--- MATERIAL FOR THE TASK ---

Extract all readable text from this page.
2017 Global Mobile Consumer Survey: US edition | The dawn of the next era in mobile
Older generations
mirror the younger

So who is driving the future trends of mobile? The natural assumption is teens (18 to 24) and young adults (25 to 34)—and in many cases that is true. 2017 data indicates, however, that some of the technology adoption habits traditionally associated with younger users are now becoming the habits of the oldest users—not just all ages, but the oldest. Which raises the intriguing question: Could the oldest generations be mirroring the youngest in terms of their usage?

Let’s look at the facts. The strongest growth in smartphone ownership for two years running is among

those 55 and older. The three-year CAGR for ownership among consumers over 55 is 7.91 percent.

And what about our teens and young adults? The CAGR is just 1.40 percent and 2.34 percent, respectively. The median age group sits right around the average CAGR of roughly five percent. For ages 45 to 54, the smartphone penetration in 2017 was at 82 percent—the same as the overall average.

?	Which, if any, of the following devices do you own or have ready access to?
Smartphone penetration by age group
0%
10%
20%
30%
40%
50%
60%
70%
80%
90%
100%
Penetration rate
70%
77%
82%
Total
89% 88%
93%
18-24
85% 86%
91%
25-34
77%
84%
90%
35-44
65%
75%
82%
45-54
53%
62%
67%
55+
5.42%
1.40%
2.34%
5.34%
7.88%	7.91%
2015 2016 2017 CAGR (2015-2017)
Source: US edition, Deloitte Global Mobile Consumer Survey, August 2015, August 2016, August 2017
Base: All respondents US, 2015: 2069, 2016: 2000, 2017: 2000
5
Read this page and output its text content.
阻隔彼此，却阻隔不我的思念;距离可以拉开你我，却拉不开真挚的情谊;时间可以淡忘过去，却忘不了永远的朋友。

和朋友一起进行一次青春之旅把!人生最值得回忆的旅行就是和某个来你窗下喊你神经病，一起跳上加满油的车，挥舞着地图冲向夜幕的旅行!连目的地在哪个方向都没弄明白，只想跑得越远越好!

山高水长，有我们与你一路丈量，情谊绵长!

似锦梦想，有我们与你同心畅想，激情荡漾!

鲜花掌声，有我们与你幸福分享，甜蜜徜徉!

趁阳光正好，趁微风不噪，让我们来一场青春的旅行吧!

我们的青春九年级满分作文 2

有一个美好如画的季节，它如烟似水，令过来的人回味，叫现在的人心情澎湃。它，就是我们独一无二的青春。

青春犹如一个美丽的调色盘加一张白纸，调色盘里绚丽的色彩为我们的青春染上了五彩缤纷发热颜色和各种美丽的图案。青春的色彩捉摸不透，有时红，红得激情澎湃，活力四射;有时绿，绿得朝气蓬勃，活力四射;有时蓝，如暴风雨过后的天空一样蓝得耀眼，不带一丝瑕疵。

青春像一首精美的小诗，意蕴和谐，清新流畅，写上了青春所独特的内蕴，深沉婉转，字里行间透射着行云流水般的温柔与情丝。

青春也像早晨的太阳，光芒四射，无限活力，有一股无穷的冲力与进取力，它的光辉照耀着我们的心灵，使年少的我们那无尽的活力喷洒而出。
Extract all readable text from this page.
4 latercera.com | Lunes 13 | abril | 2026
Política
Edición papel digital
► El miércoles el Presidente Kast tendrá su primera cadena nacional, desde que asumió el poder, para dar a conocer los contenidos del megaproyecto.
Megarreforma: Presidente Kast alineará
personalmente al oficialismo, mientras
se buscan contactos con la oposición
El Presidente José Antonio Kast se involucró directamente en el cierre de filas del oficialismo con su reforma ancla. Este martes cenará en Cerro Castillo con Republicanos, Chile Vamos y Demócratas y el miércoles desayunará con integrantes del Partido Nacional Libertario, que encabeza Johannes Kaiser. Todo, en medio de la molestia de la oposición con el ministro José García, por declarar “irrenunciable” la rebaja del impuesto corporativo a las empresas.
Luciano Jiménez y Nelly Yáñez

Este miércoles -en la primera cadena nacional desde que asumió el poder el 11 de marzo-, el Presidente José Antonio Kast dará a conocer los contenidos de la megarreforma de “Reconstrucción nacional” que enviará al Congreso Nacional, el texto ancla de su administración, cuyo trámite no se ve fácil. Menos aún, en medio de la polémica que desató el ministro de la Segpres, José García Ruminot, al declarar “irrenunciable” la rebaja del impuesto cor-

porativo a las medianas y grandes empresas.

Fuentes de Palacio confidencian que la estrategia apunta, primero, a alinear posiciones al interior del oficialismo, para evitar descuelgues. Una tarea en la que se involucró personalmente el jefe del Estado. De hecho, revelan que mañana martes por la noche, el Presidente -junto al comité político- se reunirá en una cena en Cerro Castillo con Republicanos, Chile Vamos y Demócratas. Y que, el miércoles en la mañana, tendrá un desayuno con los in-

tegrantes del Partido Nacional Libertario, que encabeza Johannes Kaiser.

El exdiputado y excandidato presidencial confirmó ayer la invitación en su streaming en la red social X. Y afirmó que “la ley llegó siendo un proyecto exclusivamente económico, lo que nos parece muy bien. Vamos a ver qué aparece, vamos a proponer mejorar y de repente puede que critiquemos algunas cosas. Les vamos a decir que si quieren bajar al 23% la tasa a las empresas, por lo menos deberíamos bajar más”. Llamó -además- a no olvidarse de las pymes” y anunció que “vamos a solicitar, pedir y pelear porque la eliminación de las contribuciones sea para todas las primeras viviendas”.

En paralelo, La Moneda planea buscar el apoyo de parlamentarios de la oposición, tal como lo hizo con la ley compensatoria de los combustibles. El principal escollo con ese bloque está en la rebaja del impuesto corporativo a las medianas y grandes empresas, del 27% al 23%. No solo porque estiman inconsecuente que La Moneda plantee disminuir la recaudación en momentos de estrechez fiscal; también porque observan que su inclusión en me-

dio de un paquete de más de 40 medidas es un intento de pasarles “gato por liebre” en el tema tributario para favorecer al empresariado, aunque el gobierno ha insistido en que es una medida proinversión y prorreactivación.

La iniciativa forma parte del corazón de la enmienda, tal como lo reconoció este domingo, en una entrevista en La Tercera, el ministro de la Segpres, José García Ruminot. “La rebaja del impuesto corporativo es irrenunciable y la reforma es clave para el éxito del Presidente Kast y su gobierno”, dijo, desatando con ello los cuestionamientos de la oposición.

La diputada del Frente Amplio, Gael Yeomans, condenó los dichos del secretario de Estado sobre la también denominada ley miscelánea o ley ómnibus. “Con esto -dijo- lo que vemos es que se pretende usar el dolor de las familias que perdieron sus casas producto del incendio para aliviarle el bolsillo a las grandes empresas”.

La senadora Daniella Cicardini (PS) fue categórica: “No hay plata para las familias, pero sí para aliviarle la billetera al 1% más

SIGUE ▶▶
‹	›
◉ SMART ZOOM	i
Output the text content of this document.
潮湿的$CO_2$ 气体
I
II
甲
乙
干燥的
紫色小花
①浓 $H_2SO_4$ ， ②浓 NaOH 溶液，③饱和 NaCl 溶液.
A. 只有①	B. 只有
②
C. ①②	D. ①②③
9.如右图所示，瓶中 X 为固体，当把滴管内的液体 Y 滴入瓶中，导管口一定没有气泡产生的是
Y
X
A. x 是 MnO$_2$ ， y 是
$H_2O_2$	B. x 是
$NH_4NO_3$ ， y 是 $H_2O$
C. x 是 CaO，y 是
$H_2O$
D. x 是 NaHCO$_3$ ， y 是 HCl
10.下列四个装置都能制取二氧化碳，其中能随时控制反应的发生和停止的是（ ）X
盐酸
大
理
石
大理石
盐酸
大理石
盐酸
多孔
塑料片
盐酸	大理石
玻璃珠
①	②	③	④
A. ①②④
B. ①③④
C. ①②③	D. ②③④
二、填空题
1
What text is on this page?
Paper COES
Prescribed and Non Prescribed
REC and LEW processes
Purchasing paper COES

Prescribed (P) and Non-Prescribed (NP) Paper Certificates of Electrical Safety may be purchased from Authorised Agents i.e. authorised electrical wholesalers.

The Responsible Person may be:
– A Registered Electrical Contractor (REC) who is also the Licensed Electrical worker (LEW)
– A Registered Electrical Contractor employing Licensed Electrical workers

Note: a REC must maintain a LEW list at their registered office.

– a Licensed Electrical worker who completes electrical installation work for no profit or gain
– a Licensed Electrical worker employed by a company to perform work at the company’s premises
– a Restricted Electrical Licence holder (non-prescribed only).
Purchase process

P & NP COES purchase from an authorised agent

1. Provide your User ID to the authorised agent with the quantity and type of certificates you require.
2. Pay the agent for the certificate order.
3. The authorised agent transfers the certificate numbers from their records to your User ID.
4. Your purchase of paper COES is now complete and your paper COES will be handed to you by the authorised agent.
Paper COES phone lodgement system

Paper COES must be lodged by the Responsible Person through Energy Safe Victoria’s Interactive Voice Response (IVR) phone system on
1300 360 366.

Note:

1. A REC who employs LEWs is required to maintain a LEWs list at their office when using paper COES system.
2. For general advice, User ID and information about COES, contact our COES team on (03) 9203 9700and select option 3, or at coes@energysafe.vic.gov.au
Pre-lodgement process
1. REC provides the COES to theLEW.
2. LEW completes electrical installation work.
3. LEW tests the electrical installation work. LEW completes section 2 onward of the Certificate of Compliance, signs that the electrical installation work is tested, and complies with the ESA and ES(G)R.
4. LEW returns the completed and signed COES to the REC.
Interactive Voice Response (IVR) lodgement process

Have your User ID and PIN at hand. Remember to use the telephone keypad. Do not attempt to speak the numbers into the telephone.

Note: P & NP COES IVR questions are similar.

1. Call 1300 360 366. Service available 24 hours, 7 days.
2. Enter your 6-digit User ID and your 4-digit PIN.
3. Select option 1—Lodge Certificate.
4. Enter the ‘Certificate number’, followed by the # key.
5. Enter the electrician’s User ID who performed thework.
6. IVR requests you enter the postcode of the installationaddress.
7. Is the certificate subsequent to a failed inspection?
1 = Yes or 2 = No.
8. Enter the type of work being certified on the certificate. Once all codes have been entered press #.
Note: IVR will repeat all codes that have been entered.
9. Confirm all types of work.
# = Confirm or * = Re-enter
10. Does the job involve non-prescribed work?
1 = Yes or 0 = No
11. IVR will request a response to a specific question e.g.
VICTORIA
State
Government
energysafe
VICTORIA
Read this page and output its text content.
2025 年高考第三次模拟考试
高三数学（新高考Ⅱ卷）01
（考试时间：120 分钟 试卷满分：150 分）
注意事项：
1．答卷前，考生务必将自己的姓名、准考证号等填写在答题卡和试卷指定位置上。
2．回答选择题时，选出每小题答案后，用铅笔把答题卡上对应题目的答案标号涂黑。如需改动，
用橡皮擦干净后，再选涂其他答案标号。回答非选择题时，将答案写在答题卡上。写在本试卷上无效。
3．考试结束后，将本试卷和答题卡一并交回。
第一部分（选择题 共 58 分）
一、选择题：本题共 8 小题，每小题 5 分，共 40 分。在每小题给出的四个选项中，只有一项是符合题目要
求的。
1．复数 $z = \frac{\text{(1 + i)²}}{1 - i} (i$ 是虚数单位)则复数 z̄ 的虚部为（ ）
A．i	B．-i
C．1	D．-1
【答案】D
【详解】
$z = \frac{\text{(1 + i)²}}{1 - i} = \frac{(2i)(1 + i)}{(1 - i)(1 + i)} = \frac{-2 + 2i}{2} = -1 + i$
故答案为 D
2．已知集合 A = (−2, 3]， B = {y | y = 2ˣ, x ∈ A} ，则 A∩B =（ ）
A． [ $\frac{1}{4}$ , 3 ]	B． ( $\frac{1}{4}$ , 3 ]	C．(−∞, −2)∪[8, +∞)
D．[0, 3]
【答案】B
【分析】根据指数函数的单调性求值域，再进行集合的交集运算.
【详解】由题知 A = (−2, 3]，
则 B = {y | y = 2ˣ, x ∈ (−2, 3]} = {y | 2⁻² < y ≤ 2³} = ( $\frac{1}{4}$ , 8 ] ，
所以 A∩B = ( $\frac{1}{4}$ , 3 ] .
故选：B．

---

■ WHAT IS BEING ASKED ■
Take each line of the material that contains the word "system" and list it.

■ TASK SOLUTION ■
Paper COES phone lodgement system
Paper COES must be lodged by the Responsible Person through Energy Safe Victoria’s Interactive Voice Response (IVR) phone system on
1. A REC who employs LEWs is required to maintain a LEWs list at their office when using paper COES system.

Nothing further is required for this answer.